**Written task**
Pull out each line of the data that includes the word "Soit".
— begin Record list —
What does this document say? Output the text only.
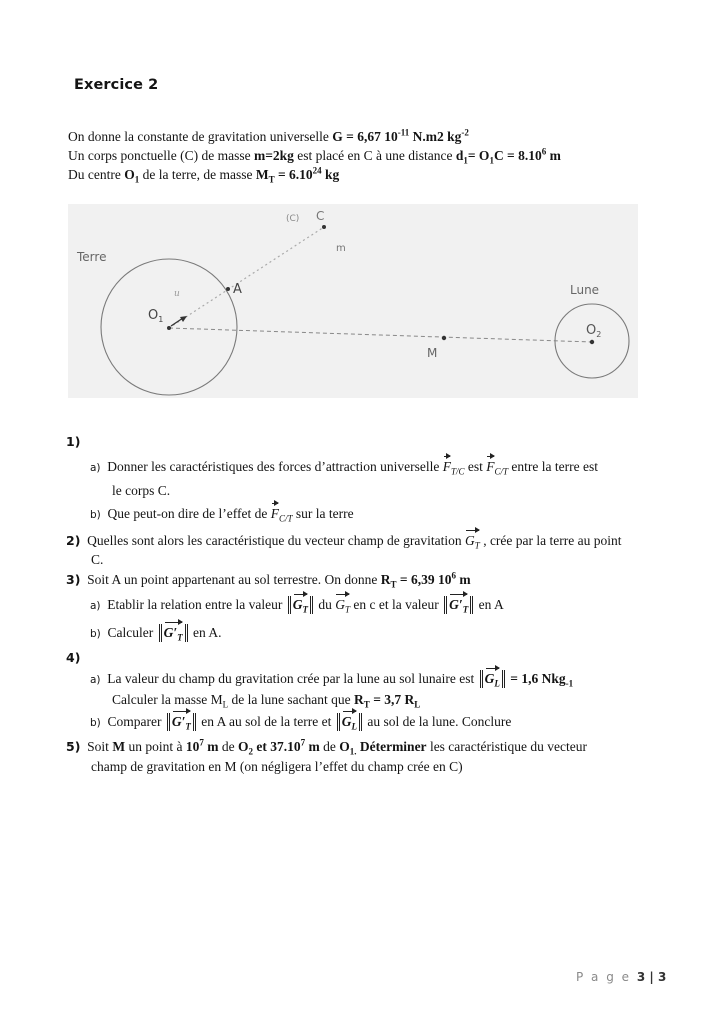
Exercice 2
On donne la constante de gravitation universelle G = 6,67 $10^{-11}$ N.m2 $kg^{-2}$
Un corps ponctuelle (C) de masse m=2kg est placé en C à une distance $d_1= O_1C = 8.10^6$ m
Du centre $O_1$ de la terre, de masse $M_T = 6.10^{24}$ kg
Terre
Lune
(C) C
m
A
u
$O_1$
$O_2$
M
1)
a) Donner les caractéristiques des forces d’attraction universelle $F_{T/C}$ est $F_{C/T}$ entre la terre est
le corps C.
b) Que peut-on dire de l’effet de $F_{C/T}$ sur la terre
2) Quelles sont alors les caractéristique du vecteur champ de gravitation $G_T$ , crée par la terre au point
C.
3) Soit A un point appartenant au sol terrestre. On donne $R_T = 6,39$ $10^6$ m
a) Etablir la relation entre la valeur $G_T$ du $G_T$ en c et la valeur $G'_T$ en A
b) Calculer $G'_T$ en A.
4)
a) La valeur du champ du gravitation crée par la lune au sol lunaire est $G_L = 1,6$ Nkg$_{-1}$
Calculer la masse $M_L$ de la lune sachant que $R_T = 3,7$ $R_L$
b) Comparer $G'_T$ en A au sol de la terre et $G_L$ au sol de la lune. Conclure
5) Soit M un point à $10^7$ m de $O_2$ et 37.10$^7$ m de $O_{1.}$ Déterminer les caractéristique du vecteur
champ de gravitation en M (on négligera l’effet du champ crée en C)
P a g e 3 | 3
— end Record list —
**Response for this exercise**
3) Soit A un point appartenant au sol terrestre. On donne $R_T = 6,39$ $10^6$ m
5) Soit M un point à $10^7$ m de $O_2$ et 37.10$^7$ m de $O_{1.}$ Déterminer les caractéristique du vecteur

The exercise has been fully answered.